____ Exercise material

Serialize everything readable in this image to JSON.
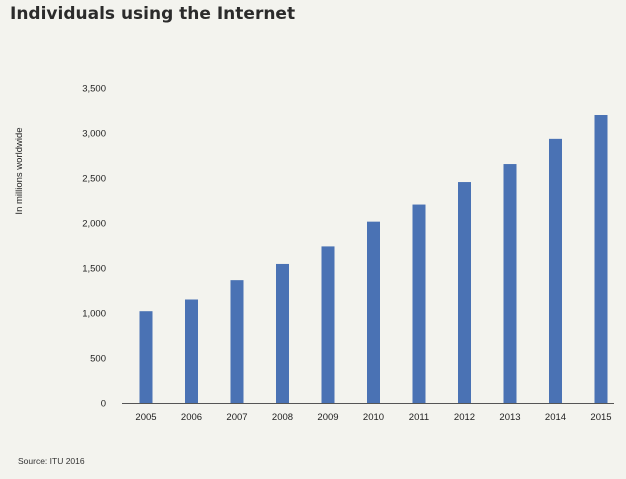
{
  "chart_data": {
    "type": "bar",
    "title": "Individuals using the Internet",
    "ylabel": "In millions worldwide",
    "xlabel": "",
    "source": "Source: ITU 2016",
    "categories": [
      "2005",
      "2006",
      "2007",
      "2008",
      "2009",
      "2010",
      "2011",
      "2012",
      "2013",
      "2014",
      "2015"
    ],
    "values": [
      1020,
      1150,
      1365,
      1545,
      1740,
      2015,
      2205,
      2455,
      2655,
      2935,
      3200
    ],
    "ylim": [
      0,
      3500
    ],
    "yticks": [
      0,
      500,
      1000,
      1500,
      2000,
      2500,
      3000,
      3500
    ],
    "ytick_labels": [
      "0",
      "500",
      "1,000",
      "1,500",
      "2,000",
      "2,500",
      "3,000",
      "3,500"
    ],
    "grid": false,
    "legend": "none",
    "bar_color": "#4a72b4"
  }
}
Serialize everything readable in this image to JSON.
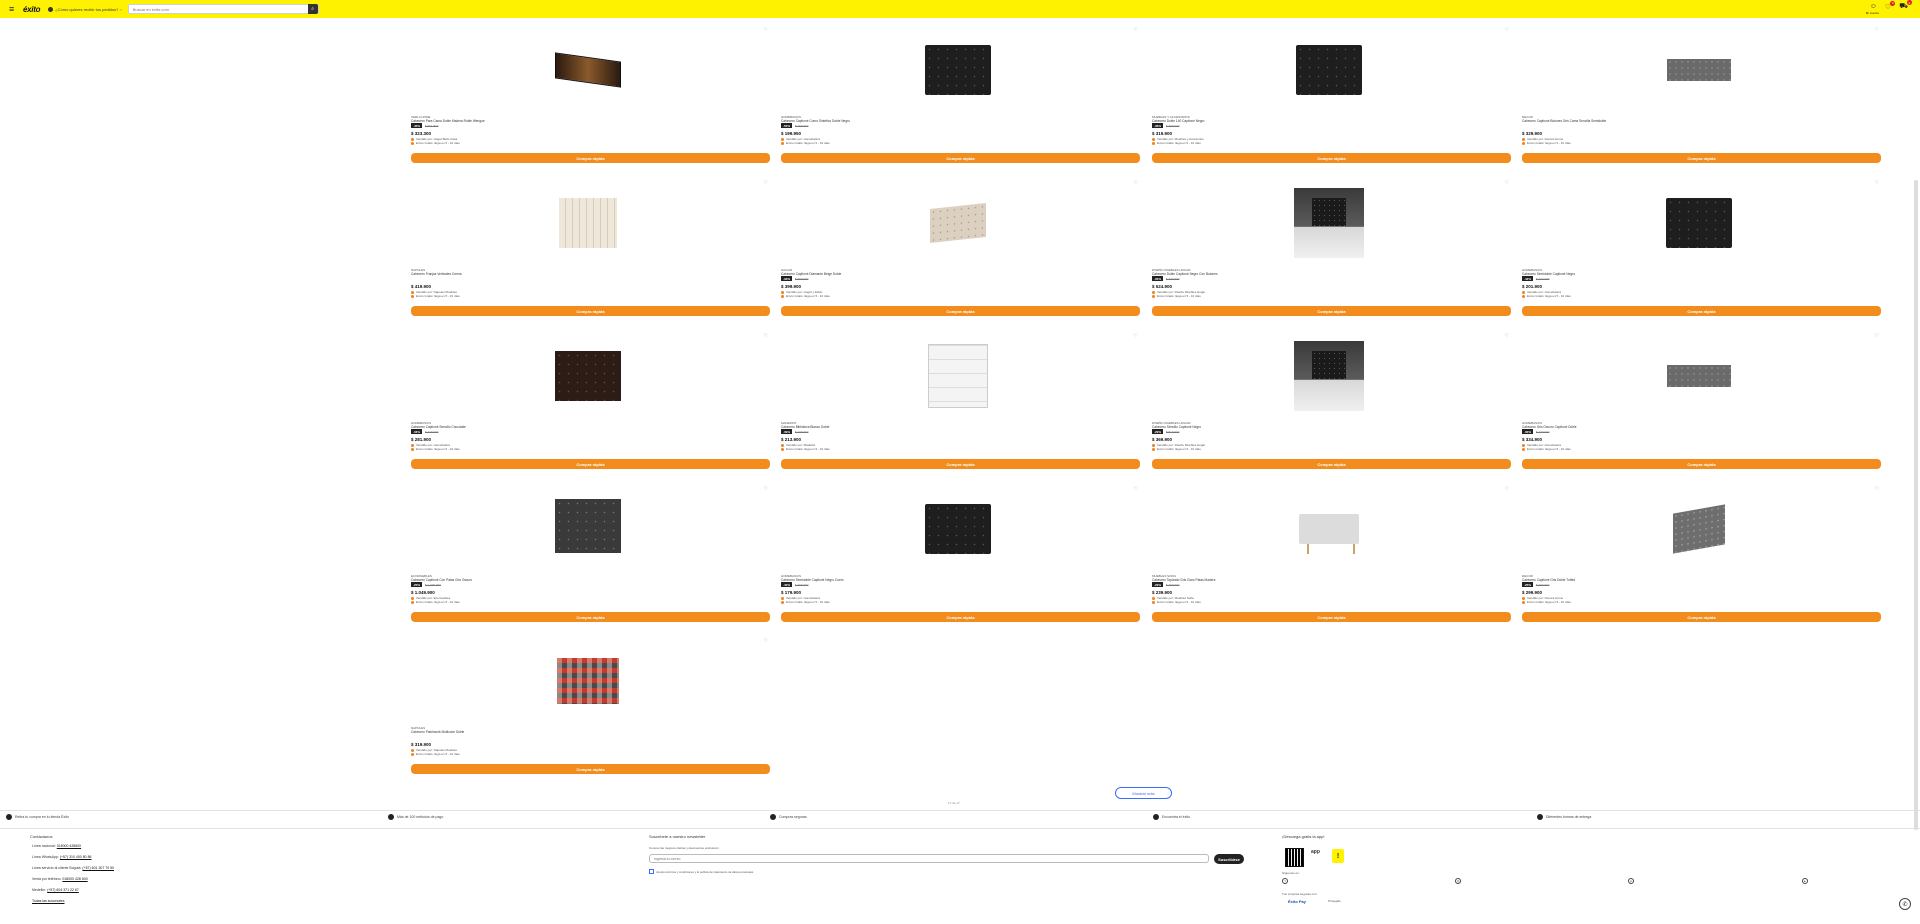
{
  "header": {
    "logo": "éxito",
    "location": "¿Cómo quieres recibir tus pedidos?",
    "search_placeholder": "Buscar en exito.com",
    "account_label": "Mi cuenta",
    "list_badge": "0",
    "cart_badge": "0"
  },
  "products": [
    {
      "brand": "VERLA HOME",
      "name": "Cabecero Para Cama Doble Madera Roble Wengue",
      "discount": "-45%",
      "old": "$ 591.800",
      "price": "$ 323.300",
      "seller": "Vendido por: Hogar Bello Casa",
      "ship": "Envío Gratis: llega en 5 - 10 días",
      "img": "hb-wood",
      "buy": "Compra rápida"
    },
    {
      "brand": "HOMEBASICS",
      "name": "Cabecero Capitoné Cuero Sintético Doble Negro",
      "discount": "-50%",
      "old": "$ 399.900",
      "price": "$ 199.950",
      "seller": "Vendido por: Homebasics",
      "ship": "Envío Gratis: llega en 5 - 10 días",
      "img": "hb-dark",
      "buy": "Compra rápida"
    },
    {
      "brand": "MUEBLES Y ACCESORIOS",
      "name": "Cabecero Doble 140 Capitoné Negro",
      "discount": "-36%",
      "old": "$ 499.900",
      "price": "$ 319.900",
      "seller": "Vendido por: Muebles y Accesorios",
      "ship": "Envío Gratis: llega en 5 - 10 días",
      "img": "hb-dark",
      "buy": "Compra rápida"
    },
    {
      "brand": "DECOR",
      "name": "Cabecero Capitoné Botones Gris Cama Sencilla Semidoble",
      "discount": "",
      "old": "",
      "price": "$ 329.900",
      "seller": "Vendido por: Decora Home",
      "ship": "Envío Gratis: llega en 5 - 10 días",
      "img": "hb-gray",
      "buy": "Compra rápida"
    },
    {
      "brand": "NAPOLES",
      "name": "Cabecero Franjas Verticales Crema",
      "discount": "",
      "old": "",
      "price": "$ 419.900",
      "seller": "Vendido por: Napoles Muebles",
      "ship": "Envío Gratis: llega en 5 - 10 días",
      "img": "hb-cream",
      "buy": "Compra rápida"
    },
    {
      "brand": "HOGAR",
      "name": "Cabecero Capitoné Diamante Beige Doble",
      "discount": "-33%",
      "old": "$ 599.900",
      "price": "$ 399.900",
      "seller": "Vendido por: Hogar y Estilo",
      "ship": "Envío Gratis: llega en 5 - 10 días",
      "img": "hb-beige",
      "buy": "Compra rápida"
    },
    {
      "brand": "DISEÑO MUEBLES HOGAR",
      "name": "Cabecero Doble Capitoné Negro Con Botones",
      "discount": "-30%",
      "old": "$ 749.900",
      "price": "$ 524.900",
      "seller": "Vendido por: Diseño Muebles Hogar",
      "ship": "Envío Gratis: llega en 5 - 10 días",
      "img": "hb-room",
      "buy": "Compra rápida"
    },
    {
      "brand": "HOMEBASICS",
      "name": "Cabecero Semidoble Capitoné Negro",
      "discount": "-42%",
      "old": "$ 349.900",
      "price": "$ 201.900",
      "seller": "Vendido por: Homebasics",
      "ship": "Envío Gratis: llega en 5 - 10 días",
      "img": "hb-dark",
      "buy": "Compra rápida"
    },
    {
      "brand": "HOMEBASICS",
      "name": "Cabecero Capitoné Sencillo Chocolate",
      "discount": "-33%",
      "old": "$ 419.900",
      "price": "$ 281.900",
      "seller": "Vendido por: Homebasics",
      "ship": "Envío Gratis: llega en 5 - 10 días",
      "img": "hb-brown",
      "buy": "Compra rápida"
    },
    {
      "brand": "MADERKIT",
      "name": "Cabecero Biblioteca Blanco Doble",
      "discount": "-39%",
      "old": "$ 349.900",
      "price": "$ 213.900",
      "seller": "Vendido por: Maderkit",
      "ship": "Envío Gratis: llega en 5 - 10 días",
      "img": "hb-white",
      "buy": "Compra rápida"
    },
    {
      "brand": "DISEÑO MUEBLES HOGAR",
      "name": "Cabecero Sencillo Capitoné Negro",
      "discount": "-29%",
      "old": "$ 519.900",
      "price": "$ 369.900",
      "seller": "Vendido por: Diseño Muebles Hogar",
      "ship": "Envío Gratis: llega en 5 - 10 días",
      "img": "hb-room",
      "buy": "Compra rápida"
    },
    {
      "brand": "HOMEBASICS",
      "name": "Cabecero Gris Oscuro Capitoné Doble",
      "discount": "-30%",
      "old": "$ 479.900",
      "price": "$ 334.900",
      "seller": "Vendido por: Homebasics",
      "ship": "Envío Gratis: llega en 5 - 10 días",
      "img": "hb-gray",
      "buy": "Compra rápida"
    },
    {
      "brand": "ECOMUEBLES",
      "name": "Cabecero Capitoné Con Patas Gris Oscuro",
      "discount": "-25%",
      "old": "$ 1.399.900",
      "price": "$ 1.049.900",
      "seller": "Vendido por: Ecomuebles",
      "ship": "Envío Gratis: llega en 5 - 10 días",
      "img": "hb-legs",
      "buy": "Compra rápida"
    },
    {
      "brand": "HOMEBASICS",
      "name": "Cabecero Semidoble Capitoné Negro Cuero",
      "discount": "-40%",
      "old": "$ 299.900",
      "price": "$ 179.900",
      "seller": "Vendido por: Homebasics",
      "ship": "Envío Gratis: llega en 5 - 10 días",
      "img": "hb-dark",
      "buy": "Compra rápida"
    },
    {
      "brand": "MUEBLES SOFIA",
      "name": "Cabecero Tapizado Gris Claro Patas Madera",
      "discount": "-20%",
      "old": "$ 299.900",
      "price": "$ 239.900",
      "seller": "Vendido por: Muebles Sofia",
      "ship": "Envío Gratis: llega en 5 - 10 días",
      "img": "hb-light",
      "buy": "Compra rápida"
    },
    {
      "brand": "DECOR",
      "name": "Cabecero Capitoné Gris Doble Tufted",
      "discount": "-25%",
      "old": "$ 399.900",
      "price": "$ 299.900",
      "seller": "Vendido por: Decora Home",
      "ship": "Envío Gratis: llega en 5 - 10 días",
      "img": "hb-tufted",
      "buy": "Compra rápida"
    },
    {
      "brand": "NAPOLES",
      "name": "Cabecero Patchwork Multicolor Doble",
      "discount": "",
      "old": "",
      "price": "$ 319.900",
      "seller": "Vendido por: Napoles Muebles",
      "ship": "Envío Gratis: llega en 5 - 10 días",
      "img": "hb-color",
      "buy": "Compra rápida"
    }
  ],
  "pagination": {
    "more_label": "Mostrar más",
    "count": "17 de 17"
  },
  "features": [
    "Retira tu compra en tu tienda Éxito",
    "Más de 100 métodos de pago",
    "Compras seguras",
    "Encuentra el éxito",
    "Diferentes formas de entrega"
  ],
  "footer": {
    "contact_title": "Contáctanos",
    "contact_rows": [
      {
        "label": "Línea nacional:",
        "value": "018000 428600"
      },
      {
        "label": "Línea WhatsApp:",
        "value": "(+57) 310 400 80 86"
      },
      {
        "label": "Línea servicio al cliente Bogotá:",
        "value": "(+57) 601 307 70 50"
      },
      {
        "label": "Venta por teléfono:",
        "value": "018000 428 600"
      },
      {
        "label": "Medellín:",
        "value": "(+57) 604 371 22 67"
      },
      {
        "label": "",
        "value": "Todas las sucursales"
      }
    ],
    "subscribe_title": "Suscríbete a nuestro newsletter",
    "subscribe_desc": "Conoce las mejores ofertas y descuentos exclusivos",
    "email_placeholder": "Ingresa tu correo",
    "subscribe_button": "Suscribirse",
    "terms": "Acepto términos y condiciones y la política de tratamiento de datos personales",
    "app_title": "¡Descarga gratis la app!",
    "app_label": "app",
    "follow": "Síguenos en:",
    "payments_title": "Tus compras seguras con:",
    "pay1": "Éxito Pay",
    "pay2": "Protegido"
  }
}
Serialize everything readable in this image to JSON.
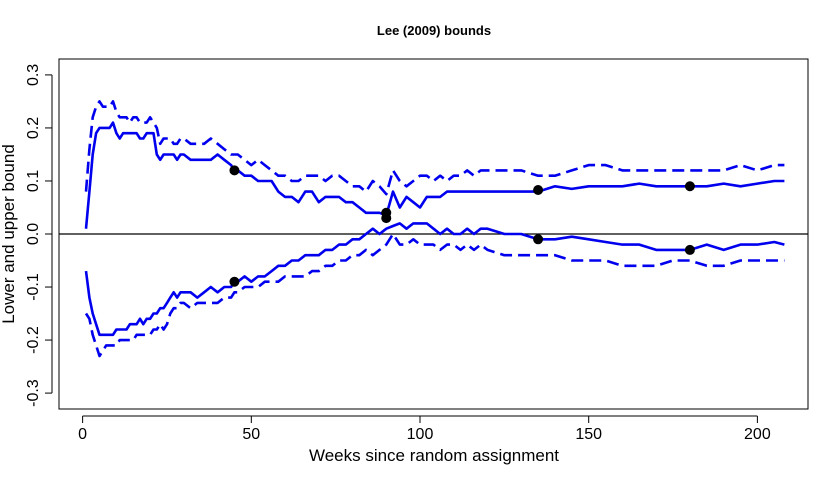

________

→ Exercise: Wherever "Capitoné" shows up in a line, copy that line.

→ Answer to the problem:
      "name": "Cabecero Capitoné Cuero Sintético Doble Negro",
      "name": "Cabecero Doble 140 Capitoné Negro",
      "name": "Cabecero Capitoné Botones Gris Cama Sencilla Semidoble",
      "name": "Cabecero Capitoné Diamante Beige Doble",
      "name": "Cabecero Doble Capitoné Negro Con Botones",
      "name": "Cabecero Semidoble Capitoné Negro",
      "name": "Cabecero Capitoné Sencillo Chocolate",
      "name": "Cabecero Sencillo Capitoné Negro",
      "name": "Cabecero Gris Oscuro Capitoné Doble",
      "name": "Cabecero Capitoné Con Patas Gris Oscuro",
      "name": "Cabecero Semidoble Capitoné Negro Cuero",
      "name": "Cabecero Capitoné Gris Doble Tufted",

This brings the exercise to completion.